**GIVEN PROBLEM**
Filter the records below down to lines containing "Benchmark".

====

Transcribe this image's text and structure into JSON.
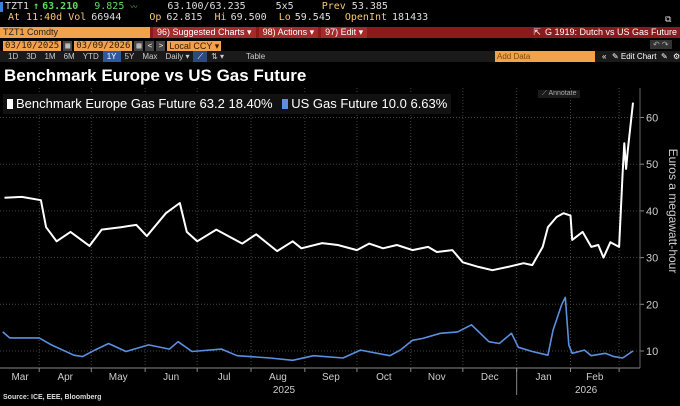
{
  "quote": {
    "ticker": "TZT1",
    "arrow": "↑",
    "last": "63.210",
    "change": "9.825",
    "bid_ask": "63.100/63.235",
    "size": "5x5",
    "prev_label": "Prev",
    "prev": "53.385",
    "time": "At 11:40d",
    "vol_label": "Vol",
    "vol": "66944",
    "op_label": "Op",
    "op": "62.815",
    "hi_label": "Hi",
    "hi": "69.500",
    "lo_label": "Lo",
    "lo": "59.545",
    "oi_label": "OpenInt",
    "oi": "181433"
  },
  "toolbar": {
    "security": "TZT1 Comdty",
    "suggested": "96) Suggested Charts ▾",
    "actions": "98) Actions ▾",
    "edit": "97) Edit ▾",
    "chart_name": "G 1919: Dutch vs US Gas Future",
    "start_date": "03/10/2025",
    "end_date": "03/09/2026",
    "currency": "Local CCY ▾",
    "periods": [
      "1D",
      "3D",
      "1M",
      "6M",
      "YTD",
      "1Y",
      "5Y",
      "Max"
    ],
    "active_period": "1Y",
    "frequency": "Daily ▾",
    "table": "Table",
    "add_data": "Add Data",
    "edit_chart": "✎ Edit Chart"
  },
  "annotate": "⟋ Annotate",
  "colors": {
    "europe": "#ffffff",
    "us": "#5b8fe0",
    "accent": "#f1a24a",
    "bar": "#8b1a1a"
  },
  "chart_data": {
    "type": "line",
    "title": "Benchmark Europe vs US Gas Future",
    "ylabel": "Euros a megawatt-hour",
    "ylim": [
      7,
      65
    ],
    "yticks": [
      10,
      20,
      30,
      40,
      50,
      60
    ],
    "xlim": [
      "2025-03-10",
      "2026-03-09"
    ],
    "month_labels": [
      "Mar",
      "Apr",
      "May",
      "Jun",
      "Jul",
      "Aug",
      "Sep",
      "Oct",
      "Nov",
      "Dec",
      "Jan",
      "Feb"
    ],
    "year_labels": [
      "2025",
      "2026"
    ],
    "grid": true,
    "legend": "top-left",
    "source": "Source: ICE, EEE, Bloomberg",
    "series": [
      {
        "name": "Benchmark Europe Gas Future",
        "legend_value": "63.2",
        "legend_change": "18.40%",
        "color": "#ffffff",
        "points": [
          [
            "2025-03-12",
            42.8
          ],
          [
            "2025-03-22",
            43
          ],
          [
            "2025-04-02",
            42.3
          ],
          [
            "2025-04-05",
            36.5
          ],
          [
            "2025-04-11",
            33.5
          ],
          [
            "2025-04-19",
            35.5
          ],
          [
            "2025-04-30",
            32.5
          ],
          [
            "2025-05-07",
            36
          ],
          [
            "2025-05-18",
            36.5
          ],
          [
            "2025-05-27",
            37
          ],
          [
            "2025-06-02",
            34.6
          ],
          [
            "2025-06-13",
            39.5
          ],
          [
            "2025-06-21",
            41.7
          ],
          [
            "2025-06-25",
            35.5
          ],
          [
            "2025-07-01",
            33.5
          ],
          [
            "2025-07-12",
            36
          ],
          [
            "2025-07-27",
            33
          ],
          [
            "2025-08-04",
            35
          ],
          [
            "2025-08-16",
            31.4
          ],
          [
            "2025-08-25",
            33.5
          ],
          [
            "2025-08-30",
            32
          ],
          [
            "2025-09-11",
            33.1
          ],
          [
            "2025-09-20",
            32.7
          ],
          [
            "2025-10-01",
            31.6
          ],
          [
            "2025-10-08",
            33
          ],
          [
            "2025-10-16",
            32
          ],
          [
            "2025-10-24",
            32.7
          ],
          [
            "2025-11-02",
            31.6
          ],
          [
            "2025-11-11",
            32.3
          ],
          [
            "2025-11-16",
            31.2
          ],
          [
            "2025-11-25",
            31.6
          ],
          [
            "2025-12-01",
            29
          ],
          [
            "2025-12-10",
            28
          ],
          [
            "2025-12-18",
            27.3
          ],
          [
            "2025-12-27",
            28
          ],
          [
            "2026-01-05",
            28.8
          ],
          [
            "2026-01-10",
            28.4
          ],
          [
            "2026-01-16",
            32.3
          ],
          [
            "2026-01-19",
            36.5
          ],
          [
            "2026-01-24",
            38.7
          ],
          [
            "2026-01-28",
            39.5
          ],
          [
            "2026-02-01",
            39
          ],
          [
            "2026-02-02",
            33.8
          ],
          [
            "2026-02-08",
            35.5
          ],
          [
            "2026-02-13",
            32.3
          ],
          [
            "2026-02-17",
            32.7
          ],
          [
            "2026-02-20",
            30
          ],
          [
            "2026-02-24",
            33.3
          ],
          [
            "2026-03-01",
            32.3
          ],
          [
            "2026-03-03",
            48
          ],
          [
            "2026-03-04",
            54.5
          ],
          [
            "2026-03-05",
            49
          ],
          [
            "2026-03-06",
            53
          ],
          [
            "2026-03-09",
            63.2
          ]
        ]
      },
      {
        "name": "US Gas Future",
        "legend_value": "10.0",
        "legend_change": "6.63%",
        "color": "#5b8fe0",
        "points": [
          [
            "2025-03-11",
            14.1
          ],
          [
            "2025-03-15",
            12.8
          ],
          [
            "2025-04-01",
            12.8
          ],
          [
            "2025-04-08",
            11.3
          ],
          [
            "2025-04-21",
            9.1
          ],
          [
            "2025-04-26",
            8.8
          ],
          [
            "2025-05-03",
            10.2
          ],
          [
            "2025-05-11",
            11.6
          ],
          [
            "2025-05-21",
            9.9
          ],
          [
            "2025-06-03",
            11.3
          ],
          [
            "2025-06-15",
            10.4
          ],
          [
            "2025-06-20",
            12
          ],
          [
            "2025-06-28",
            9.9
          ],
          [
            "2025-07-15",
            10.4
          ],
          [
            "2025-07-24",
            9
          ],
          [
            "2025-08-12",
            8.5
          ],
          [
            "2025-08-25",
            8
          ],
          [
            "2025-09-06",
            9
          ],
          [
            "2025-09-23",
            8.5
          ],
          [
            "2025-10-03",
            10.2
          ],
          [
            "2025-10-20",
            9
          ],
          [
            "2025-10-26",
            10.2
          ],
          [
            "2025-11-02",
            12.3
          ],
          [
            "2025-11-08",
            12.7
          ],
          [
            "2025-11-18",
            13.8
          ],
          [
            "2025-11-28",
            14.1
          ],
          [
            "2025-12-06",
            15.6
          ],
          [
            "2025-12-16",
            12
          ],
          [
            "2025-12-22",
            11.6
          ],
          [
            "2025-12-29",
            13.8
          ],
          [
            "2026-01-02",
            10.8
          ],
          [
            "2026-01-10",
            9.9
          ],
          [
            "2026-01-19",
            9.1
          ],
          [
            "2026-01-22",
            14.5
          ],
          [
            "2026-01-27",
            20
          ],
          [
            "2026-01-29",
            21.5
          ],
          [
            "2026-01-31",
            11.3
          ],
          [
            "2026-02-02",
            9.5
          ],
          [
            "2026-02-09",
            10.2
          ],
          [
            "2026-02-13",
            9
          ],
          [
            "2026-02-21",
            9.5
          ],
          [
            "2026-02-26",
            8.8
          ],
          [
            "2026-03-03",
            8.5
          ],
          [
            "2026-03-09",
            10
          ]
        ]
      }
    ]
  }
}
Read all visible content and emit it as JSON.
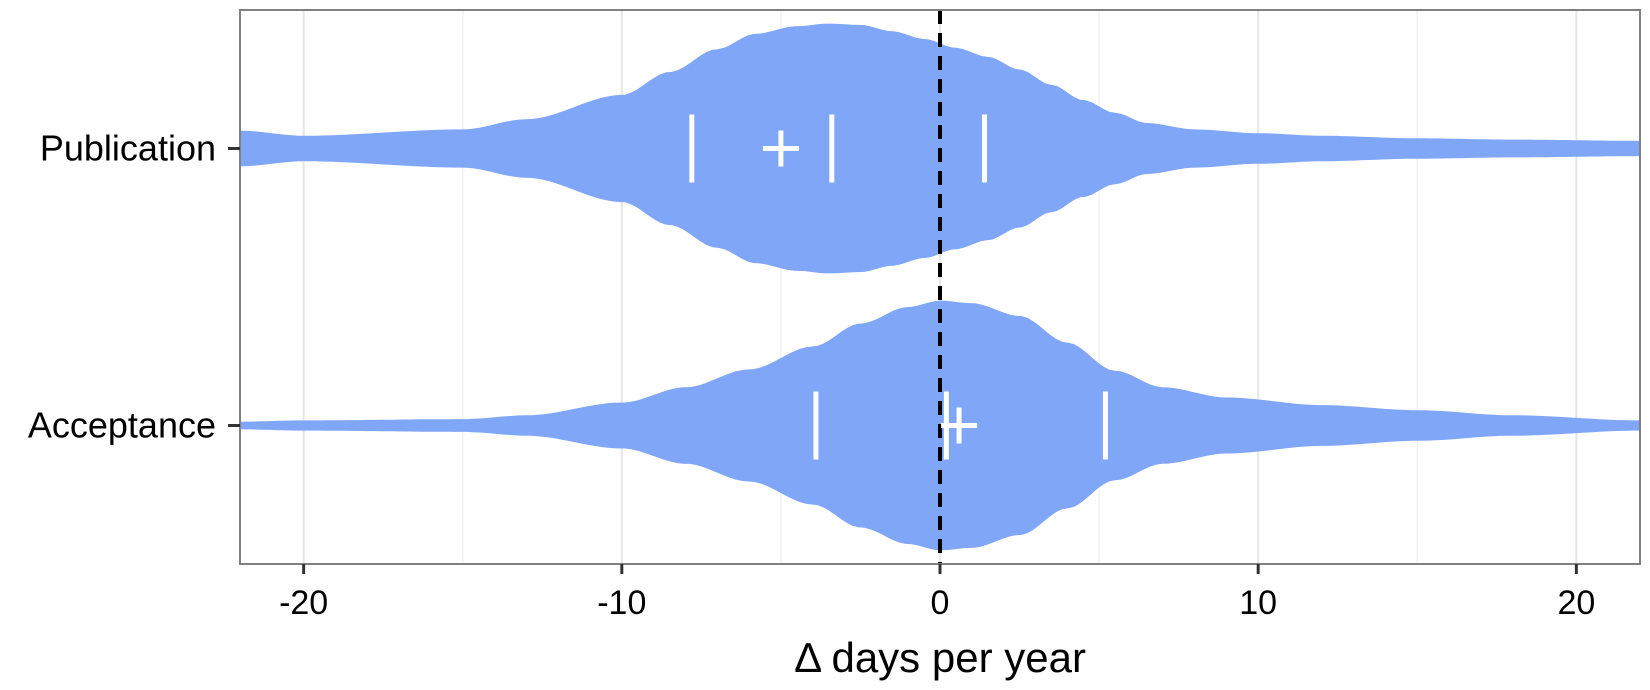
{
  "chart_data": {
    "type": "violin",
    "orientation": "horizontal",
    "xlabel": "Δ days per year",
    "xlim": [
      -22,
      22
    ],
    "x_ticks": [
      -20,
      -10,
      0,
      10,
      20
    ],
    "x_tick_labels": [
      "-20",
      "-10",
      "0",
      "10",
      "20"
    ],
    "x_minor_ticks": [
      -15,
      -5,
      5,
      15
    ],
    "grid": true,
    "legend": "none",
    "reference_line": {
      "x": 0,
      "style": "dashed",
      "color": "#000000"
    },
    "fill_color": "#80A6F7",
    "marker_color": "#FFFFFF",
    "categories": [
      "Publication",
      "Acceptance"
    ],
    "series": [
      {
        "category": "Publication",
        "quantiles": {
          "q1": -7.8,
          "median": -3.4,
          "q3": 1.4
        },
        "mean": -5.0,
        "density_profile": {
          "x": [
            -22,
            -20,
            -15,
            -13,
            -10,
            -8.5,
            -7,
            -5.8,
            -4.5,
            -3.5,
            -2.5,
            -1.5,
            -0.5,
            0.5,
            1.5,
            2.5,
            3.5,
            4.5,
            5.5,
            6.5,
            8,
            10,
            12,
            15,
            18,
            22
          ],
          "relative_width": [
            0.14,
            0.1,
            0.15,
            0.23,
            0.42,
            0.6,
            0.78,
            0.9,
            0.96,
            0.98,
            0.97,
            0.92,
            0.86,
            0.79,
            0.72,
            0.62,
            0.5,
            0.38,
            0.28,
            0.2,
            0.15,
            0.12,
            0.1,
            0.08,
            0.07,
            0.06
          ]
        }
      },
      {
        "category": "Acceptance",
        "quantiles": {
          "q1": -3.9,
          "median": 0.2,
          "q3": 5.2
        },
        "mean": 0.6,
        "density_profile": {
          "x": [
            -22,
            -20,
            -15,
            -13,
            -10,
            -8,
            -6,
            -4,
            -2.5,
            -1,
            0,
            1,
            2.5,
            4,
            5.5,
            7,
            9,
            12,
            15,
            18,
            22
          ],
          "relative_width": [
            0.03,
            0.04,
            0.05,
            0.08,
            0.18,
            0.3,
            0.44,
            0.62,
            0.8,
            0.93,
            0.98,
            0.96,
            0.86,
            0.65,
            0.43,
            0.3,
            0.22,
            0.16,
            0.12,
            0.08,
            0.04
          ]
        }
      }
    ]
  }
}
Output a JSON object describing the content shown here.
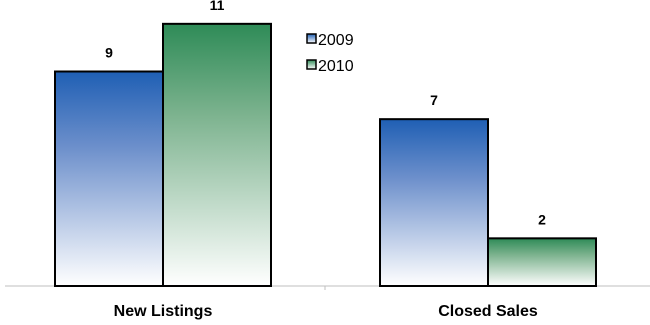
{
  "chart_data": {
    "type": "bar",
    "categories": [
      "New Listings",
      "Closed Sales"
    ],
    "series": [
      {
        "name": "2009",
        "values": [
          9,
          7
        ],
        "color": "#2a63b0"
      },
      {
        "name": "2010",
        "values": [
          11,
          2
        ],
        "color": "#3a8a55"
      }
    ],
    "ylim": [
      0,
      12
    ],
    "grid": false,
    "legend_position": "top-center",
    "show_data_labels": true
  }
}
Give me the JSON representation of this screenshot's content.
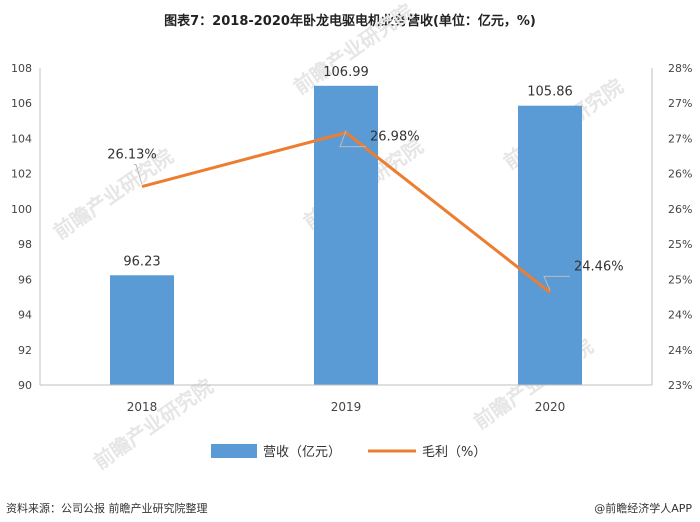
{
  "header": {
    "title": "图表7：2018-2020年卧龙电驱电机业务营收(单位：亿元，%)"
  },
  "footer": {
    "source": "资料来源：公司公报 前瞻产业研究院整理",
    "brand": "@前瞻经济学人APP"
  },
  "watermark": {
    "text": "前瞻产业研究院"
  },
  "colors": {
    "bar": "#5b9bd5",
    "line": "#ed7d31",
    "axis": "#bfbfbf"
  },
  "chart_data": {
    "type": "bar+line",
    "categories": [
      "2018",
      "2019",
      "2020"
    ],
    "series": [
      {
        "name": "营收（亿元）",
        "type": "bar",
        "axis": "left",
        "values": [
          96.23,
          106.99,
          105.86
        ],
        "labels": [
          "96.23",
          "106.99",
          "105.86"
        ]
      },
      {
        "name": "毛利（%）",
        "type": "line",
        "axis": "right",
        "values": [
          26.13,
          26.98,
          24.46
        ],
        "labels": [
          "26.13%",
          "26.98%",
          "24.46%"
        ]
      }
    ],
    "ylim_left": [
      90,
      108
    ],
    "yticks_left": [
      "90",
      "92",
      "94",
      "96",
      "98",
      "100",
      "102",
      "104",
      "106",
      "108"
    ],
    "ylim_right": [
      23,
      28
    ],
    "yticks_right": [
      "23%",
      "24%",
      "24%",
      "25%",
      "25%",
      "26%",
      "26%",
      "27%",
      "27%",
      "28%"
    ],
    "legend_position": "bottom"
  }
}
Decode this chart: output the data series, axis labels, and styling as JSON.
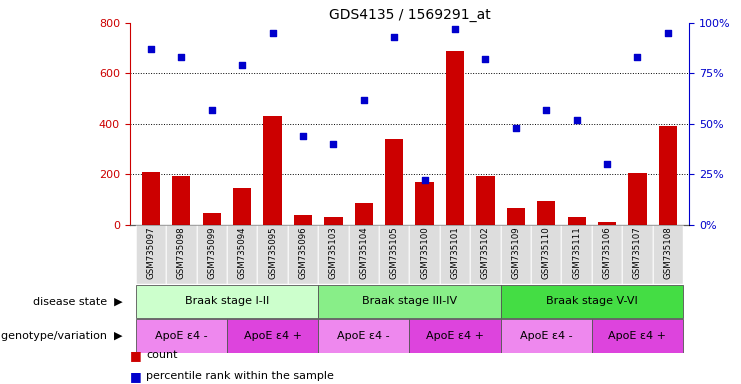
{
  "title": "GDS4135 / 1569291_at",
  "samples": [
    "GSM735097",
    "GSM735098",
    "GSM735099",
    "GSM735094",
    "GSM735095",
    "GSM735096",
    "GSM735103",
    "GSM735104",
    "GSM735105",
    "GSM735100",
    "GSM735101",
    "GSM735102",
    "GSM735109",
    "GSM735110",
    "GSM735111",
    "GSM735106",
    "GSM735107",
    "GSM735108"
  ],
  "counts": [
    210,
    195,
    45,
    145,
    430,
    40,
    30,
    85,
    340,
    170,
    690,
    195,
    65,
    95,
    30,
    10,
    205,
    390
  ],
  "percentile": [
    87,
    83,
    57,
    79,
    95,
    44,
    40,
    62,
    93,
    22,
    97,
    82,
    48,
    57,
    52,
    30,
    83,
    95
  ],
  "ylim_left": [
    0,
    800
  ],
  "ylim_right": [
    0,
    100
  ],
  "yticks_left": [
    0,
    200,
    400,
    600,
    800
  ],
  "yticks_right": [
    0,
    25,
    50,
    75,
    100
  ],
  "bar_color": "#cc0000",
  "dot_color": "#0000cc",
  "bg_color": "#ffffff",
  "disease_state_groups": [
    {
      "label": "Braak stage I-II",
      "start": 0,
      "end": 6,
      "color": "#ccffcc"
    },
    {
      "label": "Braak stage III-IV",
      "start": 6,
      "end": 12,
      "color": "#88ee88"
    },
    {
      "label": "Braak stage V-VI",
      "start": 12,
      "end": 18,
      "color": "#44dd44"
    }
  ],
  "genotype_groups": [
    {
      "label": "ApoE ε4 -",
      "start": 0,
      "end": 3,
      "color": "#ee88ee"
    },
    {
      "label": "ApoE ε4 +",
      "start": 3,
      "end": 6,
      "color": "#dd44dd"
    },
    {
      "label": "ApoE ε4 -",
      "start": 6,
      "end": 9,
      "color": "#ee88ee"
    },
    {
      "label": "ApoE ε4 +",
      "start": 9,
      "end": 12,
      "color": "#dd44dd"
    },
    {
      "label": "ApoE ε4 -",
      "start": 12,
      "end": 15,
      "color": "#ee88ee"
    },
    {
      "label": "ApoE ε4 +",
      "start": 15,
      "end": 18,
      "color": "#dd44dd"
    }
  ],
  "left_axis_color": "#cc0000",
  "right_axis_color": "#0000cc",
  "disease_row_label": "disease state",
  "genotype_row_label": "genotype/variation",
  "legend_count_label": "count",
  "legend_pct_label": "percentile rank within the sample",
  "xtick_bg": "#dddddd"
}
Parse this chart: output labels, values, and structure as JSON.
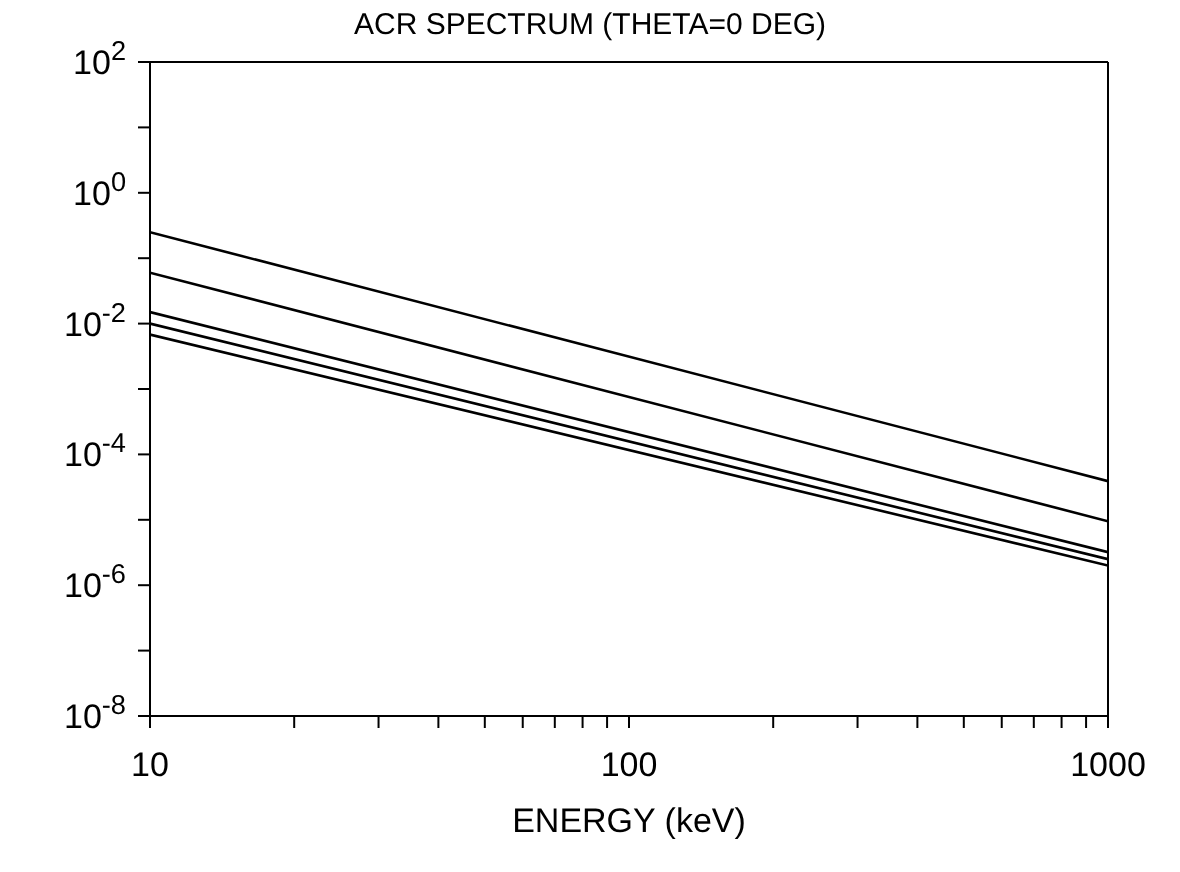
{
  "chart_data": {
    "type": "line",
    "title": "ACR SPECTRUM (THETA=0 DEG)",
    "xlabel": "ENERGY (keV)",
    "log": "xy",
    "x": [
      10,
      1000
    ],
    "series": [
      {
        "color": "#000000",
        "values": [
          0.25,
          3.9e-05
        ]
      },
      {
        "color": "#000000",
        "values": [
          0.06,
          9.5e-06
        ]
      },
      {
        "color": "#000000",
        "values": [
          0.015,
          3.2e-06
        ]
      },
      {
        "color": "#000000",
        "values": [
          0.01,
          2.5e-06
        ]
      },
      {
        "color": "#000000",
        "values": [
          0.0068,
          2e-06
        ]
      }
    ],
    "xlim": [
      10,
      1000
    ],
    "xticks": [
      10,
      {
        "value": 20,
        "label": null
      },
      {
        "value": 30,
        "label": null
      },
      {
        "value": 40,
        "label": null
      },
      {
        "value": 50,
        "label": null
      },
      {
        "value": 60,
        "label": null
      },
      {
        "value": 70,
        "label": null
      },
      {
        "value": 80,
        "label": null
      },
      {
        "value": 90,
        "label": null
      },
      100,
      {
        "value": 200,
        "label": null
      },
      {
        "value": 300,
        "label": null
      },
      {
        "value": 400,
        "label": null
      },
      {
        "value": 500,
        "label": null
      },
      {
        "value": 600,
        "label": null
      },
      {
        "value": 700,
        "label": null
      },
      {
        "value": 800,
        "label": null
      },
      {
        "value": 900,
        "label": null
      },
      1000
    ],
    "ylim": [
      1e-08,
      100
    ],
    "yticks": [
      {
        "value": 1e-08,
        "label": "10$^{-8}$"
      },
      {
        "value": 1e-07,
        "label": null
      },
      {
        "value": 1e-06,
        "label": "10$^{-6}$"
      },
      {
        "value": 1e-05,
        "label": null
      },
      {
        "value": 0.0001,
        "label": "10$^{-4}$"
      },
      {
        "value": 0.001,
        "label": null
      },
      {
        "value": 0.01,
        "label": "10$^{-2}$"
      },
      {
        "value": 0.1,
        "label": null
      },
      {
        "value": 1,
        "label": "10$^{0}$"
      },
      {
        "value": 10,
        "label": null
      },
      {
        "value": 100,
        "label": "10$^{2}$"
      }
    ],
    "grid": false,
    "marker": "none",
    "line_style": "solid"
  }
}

====

**COMPLETED EXERCISE**
    "title": "Benchmark Europe vs US Gas Future",
        "name": "Benchmark Europe Gas Future",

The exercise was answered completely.